Set task 1 => Reproduce the passage on AI token costs word for word, from "What Changes" to "actual deployment numbers.".

── Selected passage ──

The per-engineer range matters. $500/month per engineer across a large engineering organization is a line item that competes with infrastructure budgets, not software licenses. $2,000/month starts to approach or exceed a meaningful fraction of fully-loaded employment cost for engineers in some markets. And that’s a current number, with models that are used for code completion and review, not for fully autonomous agentic workflows running around the clock.

Why Falling Prices Don’t Help

The standard response to enterprise sticker shock about AI costs is “prices will come down.” This is true. Gartner forecasts that inference costs will drop roughly 90% by 2030. The problem is that token consumption won’t stay flat while that happens. Goldman Sachs projects a 24-fold increase in token consumption by 2030 as agentic AI workflows replace the chat interfaces that currently dominate AI usage, reaching 120 quadrillion tokens per month across the industry. Ninety percent cost reduction multiplied by 24× consumption is still more than double the total spend.

Agentic systems are the key variable. When a person has a conversation with an AI assistant, the exchange involves bounded token counts — a question, some back-and-forth, a conclusion. When an agent runs autonomously on a task — scanning a repository, drafting a report, monitoring a pipeline — it may execute hundreds of sub-tasks, each consuming a full context window. The token consumption per unit of useful work is orders of magnitude higher than conversational usage. This was always the arithmetic; it’s only now becoming visible at scale because agentic adoption is reaching production workloads.

The budgeting problem is arguably as interesting as the cost problem itself. Per-seat software pricing is predictable. You know how many engineers you have; you multiply by the license cost. Consumption-based billing for AI is not predictable in the same way because usage correlates with how aggressively engineers adopt the tools, which correlates with how useful the tools become, which correlates with model quality, which improves over time. An organization that budgets for AI based on current usage patterns and then deploys a better model is likely to underforecast.

What Changes

None of this is an argument against using AI tools. The productivity gains that are driving 70% of Uber’s committed code to come from AI are real and presumably more valuable than the API spend. But the economic model that assumed AI would primarily displace human tasks rather than generating new consumption patterns — infinite todo lists, always-on monitoring, autonomous refactoring — is running into the actual deployment numbers.

The organizations that navigate this well will probably be the ones that treat AI token consumption as a first-class infrastructure metric with the same instrumentation and budget discipline they apply to compute and storage. The ones that don’t will keep being surprised.

───
── Records provided ──

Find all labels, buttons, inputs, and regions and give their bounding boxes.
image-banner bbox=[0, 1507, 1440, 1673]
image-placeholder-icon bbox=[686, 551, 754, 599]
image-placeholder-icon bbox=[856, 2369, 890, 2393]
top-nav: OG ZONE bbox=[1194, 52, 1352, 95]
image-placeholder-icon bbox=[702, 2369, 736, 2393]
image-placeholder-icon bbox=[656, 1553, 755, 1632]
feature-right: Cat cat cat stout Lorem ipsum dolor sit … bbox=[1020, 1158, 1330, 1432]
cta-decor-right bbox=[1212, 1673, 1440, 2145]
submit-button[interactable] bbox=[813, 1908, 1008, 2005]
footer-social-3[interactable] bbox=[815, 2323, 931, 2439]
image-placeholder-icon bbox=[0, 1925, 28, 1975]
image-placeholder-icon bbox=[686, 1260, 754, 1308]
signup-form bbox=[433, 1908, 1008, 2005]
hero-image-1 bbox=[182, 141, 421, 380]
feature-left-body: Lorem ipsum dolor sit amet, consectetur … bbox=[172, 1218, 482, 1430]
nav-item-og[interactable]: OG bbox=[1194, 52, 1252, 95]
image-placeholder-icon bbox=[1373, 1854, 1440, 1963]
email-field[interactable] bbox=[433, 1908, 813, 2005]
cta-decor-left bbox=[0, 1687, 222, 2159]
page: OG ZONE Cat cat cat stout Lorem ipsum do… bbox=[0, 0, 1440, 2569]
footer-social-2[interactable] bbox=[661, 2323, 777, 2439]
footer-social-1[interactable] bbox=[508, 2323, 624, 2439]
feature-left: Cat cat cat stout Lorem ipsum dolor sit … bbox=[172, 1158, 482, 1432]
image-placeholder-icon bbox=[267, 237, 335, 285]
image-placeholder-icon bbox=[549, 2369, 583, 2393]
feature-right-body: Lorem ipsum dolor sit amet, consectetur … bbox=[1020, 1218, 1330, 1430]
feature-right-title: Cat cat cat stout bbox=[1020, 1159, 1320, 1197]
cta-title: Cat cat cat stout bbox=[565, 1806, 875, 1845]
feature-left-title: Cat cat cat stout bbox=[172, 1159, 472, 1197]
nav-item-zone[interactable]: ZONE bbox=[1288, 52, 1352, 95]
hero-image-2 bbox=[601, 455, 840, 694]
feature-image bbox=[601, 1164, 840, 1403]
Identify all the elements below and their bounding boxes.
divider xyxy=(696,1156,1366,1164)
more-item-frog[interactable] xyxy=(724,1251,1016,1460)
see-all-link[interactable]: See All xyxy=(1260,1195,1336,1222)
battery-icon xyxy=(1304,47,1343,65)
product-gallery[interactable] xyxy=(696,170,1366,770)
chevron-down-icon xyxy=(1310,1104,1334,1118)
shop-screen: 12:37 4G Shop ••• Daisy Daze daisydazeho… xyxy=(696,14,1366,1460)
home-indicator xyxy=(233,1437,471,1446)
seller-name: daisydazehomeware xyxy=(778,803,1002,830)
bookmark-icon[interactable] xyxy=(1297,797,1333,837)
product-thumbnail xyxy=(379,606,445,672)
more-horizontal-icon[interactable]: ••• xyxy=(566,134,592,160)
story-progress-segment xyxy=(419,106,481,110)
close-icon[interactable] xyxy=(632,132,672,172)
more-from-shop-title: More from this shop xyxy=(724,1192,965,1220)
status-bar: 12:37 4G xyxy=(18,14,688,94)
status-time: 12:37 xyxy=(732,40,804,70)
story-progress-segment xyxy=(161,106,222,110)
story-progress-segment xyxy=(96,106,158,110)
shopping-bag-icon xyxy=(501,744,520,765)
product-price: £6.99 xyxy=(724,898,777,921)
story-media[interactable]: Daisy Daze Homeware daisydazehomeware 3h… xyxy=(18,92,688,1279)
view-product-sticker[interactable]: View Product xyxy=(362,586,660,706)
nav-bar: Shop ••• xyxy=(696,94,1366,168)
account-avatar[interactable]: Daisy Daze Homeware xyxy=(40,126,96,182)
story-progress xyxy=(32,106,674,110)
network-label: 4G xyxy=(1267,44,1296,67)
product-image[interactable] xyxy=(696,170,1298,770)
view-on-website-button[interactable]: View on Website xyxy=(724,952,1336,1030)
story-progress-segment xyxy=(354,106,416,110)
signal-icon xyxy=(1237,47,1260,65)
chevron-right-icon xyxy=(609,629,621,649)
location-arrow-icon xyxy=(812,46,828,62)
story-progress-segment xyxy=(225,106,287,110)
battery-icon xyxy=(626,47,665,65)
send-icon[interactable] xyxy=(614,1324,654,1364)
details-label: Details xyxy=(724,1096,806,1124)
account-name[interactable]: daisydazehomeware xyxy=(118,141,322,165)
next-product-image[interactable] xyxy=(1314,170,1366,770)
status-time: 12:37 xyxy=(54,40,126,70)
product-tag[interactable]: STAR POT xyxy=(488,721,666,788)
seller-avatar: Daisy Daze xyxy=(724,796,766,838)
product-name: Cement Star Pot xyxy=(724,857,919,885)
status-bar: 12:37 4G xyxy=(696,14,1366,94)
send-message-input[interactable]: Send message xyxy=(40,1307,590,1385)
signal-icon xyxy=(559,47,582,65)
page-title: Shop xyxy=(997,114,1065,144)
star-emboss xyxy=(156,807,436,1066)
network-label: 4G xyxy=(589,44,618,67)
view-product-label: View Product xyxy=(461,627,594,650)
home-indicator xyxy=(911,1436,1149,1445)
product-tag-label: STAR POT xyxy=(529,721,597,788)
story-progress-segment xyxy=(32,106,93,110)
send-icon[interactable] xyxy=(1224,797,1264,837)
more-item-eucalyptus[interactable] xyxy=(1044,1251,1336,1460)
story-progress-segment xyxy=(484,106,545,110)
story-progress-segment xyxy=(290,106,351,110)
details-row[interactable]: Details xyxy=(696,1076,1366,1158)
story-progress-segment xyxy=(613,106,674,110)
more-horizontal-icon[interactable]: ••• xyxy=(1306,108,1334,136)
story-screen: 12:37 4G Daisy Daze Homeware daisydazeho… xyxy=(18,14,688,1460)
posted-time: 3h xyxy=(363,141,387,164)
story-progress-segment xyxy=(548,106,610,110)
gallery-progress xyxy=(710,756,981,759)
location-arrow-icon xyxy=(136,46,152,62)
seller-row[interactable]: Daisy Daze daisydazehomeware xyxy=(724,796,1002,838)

───

Set task 2 => Please render the data records as a JSON list of strings, one string per line with blank lines omitted, from the first line of the records to the line with "cta-title: Cat cat", both included.

Output 1 =>
What Changes

None of this is an argument against using AI tools. The productivity gains that are driving 70% of Uber’s committed code to come from AI are real and presumably more valuable than the API spend. But the economic model that assumed AI would primarily displace human tasks rather than generating new consumption patterns — infinite todo lists, always-on monitoring, autonomous refactoring — is running into the actual deployment numbers.

Output 2 =>
[
  "Find all labels, buttons, inputs, and regions and give their bounding boxes.",
  "image-banner bbox=[0, 1507, 1440, 1673]",
  "image-placeholder-icon bbox=[686, 551, 754, 599]",
  "image-placeholder-icon bbox=[856, 2369, 890, 2393]",
  "top-nav: OG ZONE bbox=[1194, 52, 1352, 95]",
  "image-placeholder-icon bbox=[702, 2369, 736, 2393]",
  "image-placeholder-icon bbox=[656, 1553, 755, 1632]",
  "feature-right: Cat cat cat stout Lorem ipsum dolor sit … bbox=[1020, 1158, 1330, 1432]",
  "cta-decor-right bbox=[1212, 1673, 1440, 2145]",
  "submit-button[interactable] bbox=[813, 1908, 1008, 2005]",
  "footer-social-3[interactable] bbox=[815, 2323, 931, 2439]",
  "image-placeholder-icon bbox=[0, 1925, 28, 1975]",
  "image-placeholder-icon bbox=[686, 1260, 754, 1308]",
  "signup-form bbox=[433, 1908, 1008, 2005]",
  "hero-image-1 bbox=[182, 141, 421, 380]",
  "feature-left-body: Lorem ipsum dolor sit amet, consectetur … bbox=[172, 1218, 482, 1430]",
  "nav-item-og[interactable]: OG bbox=[1194, 52, 1252, 95]",
  "image-placeholder-icon bbox=[1373, 1854, 1440, 1963]",
  "email-field[interactable] bbox=[433, 1908, 813, 2005]",
  "cta-decor-left bbox=[0, 1687, 222, 2159]",
  "page: OG ZONE Cat cat cat stout Lorem ipsum do… bbox=[0, 0, 1440, 2569]",
  "footer-social-2[interactable] bbox=[661, 2323, 777, 2439]",
  "footer-social-1[interactable] bbox=[508, 2323, 624, 2439]",
  "feature-left: Cat cat cat stout Lorem ipsum dolor sit … bbox=[172, 1158, 482, 1432]",
  "image-placeholder-icon bbox=[267, 237, 335, 285]",
  "image-placeholder-icon bbox=[549, 2369, 583, 2393]",
  "feature-right-body: Lorem ipsum dolor sit amet, consectetur … bbox=[1020, 1218, 1330, 1430]",
  "feature-right-title: Cat cat cat stout bbox=[1020, 1159, 1320, 1197]",
  "cta-title: Cat cat cat stout bbox=[565, 1806, 875, 1845]"
]